Dataset items:
◆ ◆ ◆

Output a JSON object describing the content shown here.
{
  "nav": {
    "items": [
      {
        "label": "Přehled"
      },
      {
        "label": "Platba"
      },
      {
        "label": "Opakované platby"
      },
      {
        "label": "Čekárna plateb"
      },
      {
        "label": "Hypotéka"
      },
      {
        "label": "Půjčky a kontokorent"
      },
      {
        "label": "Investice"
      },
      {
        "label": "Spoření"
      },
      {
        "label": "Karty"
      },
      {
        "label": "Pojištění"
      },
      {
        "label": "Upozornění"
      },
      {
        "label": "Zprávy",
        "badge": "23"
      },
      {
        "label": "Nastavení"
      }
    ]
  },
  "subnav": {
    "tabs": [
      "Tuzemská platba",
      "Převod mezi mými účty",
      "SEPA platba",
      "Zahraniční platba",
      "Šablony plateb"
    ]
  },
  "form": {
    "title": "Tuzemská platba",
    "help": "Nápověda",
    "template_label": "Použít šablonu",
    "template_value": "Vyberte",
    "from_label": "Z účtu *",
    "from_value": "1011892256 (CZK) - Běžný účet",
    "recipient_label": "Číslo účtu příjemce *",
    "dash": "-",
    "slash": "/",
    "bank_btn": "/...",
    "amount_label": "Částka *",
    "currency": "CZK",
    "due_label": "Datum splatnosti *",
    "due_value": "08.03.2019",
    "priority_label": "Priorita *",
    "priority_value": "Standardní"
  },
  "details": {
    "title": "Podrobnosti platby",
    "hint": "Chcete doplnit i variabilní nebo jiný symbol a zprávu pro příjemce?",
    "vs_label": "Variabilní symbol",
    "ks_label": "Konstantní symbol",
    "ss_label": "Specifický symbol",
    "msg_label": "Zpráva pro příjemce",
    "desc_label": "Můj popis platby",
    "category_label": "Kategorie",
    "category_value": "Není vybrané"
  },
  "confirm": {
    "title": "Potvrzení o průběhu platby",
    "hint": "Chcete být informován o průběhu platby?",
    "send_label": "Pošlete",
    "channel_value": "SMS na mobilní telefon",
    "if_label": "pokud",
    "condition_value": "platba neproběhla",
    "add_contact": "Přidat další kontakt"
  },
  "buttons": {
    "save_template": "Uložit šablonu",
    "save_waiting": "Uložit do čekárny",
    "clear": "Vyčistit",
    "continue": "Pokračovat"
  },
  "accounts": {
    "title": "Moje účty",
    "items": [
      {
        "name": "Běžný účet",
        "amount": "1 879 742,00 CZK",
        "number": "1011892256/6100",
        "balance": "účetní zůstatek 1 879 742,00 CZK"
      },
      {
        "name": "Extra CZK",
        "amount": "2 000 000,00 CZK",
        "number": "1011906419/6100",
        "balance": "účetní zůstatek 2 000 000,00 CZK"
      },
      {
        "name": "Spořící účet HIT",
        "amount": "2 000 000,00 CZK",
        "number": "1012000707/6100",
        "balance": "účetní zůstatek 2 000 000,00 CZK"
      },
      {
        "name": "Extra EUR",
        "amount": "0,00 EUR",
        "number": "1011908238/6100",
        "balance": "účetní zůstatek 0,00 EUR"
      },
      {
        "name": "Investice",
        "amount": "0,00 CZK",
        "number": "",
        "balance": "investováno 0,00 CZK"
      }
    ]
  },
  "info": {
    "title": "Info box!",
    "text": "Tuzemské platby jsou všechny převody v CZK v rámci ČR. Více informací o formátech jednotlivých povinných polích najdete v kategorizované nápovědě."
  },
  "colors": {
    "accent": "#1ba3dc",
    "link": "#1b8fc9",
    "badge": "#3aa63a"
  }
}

◆ ◆ ◆

= Given exercise =
Give the count of lines in the listing that hold the word "Uložit", with no other text.

= Task output =
2